What you should do:
Summarize the NBA preview excerpt in two sentences.

Document excerpt:
•••••
The Minutemen were the most important band in American history, and the NBA is almost certainly the most important basketball league in American history. And because there’s really only one proper way to preview the NBA season in the post-Mercury In Retrograde reality, which is obviously to carelessly mash the two together. RJ Casey tackles the death swamps of the Eastern Conference and Alex Siquig attempts to make sense of the scorched frontiers of the West. Dedicated to D. Boon, Mike Watt, and George Hurley, who helped us to learn how to NBA Jam Econo.

Atlanta Hawks

The unit bonded together. Morals, ideals, awareness, progress.
Let yourself be heard!

— Shit from an Old Notebook

Atlanta Pac-Man’d their way around the league last year, gobbling wins and awards, until Blinky, Inky, Pinky, and Dellavedova got the better of them. Now they should look more like Tetris, as pieces fall together and create a jigsawed foundation. Making it all the way to the conference finals on their first life was no easy task and neither is beginning back at Level 1. Luckily, there is no more capital-T team in the East, and it should be more of a continue than a start. Time for the Hawks to put another quarter in, wipe the sweat off their palms, and find Korver in the corner.
•••••
Coordinate annotation records
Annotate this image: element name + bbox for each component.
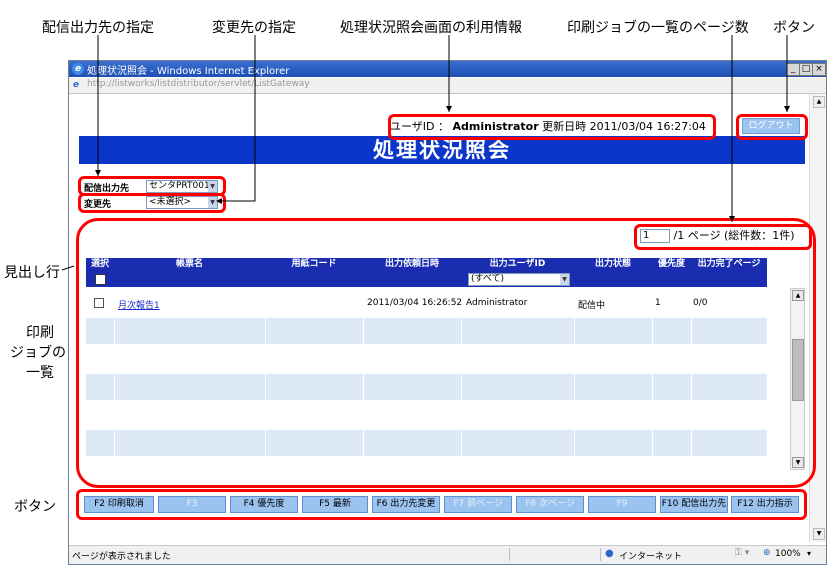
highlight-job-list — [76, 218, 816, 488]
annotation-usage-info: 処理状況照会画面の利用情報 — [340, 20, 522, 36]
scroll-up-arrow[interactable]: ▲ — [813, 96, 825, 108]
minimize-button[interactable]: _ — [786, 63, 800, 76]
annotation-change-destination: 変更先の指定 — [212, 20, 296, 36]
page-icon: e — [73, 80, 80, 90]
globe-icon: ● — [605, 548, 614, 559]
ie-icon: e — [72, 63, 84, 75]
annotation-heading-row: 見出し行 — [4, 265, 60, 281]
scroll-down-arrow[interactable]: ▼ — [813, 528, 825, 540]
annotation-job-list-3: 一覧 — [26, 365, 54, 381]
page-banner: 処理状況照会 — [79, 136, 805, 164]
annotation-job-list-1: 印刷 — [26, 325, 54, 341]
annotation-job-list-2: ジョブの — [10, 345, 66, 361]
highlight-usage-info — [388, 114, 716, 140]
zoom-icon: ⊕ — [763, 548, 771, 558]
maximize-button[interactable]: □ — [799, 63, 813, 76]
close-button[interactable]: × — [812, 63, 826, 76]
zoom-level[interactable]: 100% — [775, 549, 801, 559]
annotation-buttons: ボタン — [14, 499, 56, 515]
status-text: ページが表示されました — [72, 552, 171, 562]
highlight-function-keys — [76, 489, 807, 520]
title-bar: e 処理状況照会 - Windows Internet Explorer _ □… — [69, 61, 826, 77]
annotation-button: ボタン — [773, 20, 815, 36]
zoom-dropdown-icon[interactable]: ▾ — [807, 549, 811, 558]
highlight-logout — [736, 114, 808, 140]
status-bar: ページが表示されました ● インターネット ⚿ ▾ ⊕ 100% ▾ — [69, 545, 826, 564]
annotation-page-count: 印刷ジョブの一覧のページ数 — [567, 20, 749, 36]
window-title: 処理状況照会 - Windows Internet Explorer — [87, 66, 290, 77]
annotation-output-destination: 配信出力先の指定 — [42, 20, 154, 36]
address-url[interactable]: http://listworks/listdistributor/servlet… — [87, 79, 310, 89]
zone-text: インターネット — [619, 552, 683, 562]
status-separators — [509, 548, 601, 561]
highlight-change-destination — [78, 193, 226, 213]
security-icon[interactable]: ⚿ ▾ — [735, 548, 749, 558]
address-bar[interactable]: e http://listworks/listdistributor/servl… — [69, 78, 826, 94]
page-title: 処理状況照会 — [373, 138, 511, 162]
•••••
Task answer:
The excerpt opens an NBA season preview that pairs the league with the band the Minutemen, with RJ Casey covering the Eastern Conference and Alex Siquig the West. Its Atlanta Hawks entry says the team gobbled up wins and awards last year and reached the conference finals before being stopped, and that no team in the East is more of a capital-T team this season.